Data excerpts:

============================================================

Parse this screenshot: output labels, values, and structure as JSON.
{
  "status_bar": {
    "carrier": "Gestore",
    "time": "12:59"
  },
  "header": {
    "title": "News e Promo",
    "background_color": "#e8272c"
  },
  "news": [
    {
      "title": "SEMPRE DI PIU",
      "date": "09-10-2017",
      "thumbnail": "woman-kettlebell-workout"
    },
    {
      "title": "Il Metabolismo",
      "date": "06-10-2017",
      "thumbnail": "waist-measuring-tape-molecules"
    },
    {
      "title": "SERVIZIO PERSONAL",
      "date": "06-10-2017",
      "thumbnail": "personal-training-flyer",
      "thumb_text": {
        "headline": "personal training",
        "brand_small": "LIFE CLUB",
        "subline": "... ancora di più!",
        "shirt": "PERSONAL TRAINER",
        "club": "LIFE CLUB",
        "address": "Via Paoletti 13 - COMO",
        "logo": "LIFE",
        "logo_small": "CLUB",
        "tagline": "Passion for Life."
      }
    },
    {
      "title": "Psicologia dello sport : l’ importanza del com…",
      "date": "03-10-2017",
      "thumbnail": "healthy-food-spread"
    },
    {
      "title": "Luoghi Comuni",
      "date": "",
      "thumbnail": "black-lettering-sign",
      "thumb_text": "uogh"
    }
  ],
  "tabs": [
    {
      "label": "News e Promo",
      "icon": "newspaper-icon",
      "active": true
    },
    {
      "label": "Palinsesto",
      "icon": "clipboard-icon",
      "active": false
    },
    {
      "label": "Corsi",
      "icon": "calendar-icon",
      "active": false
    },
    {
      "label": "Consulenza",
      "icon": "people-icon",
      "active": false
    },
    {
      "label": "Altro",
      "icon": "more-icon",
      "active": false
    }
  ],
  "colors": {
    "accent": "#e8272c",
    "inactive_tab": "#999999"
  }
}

============================================================

**Objective:**
Using the listing above, retype each line exactly.

**Answer to the exercise:**
Parse this screenshot: output labels, values, and structure as JSON.
{
  "status_bar": {
    "carrier": "Gestore",
    "time": "12:59"
  },
  "header": {
    "title": "News e Promo",
    "background_color": "#e8272c"
  },
  "news": [
    {
      "title": "SEMPRE DI PIU",
      "date": "09-10-2017",
      "thumbnail": "woman-kettlebell-workout"
    },
    {
      "title": "Il Metabolismo",
      "date": "06-10-2017",
      "thumbnail": "waist-measuring-tape-molecules"
    },
    {
      "title": "SERVIZIO PERSONAL",
      "date": "06-10-2017",
      "thumbnail": "personal-training-flyer",
      "thumb_text": {
        "headline": "personal training",
        "brand_small": "LIFE CLUB",
        "subline": "... ancora di più!",
        "shirt": "PERSONAL TRAINER",
        "club": "LIFE CLUB",
        "address": "Via Paoletti 13 - COMO",
        "logo": "LIFE",
        "logo_small": "CLUB",
        "tagline": "Passion for Life."
      }
    },
    {
      "title": "Psicologia dello sport : l’ importanza del com…",
      "date": "03-10-2017",
      "thumbnail": "healthy-food-spread"
    },
    {
      "title": "Luoghi Comuni",
      "date": "",
      "thumbnail": "black-lettering-sign",
      "thumb_text": "uogh"
    }
  ],
  "tabs": [
    {
      "label": "News e Promo",
      "icon": "newspaper-icon",
      "active": true
    },
    {
      "label": "Palinsesto",
      "icon": "clipboard-icon",
      "active": false
    },
    {
      "label": "Corsi",
      "icon": "calendar-icon",
      "active": false
    },
    {
      "label": "Consulenza",
      "icon": "people-icon",
      "active": false
    },
    {
      "label": "Altro",
      "icon": "more-icon",
      "active": false
    }
  ],
  "colors": {
    "accent": "#e8272c",
    "inactive_tab": "#999999"
  }
}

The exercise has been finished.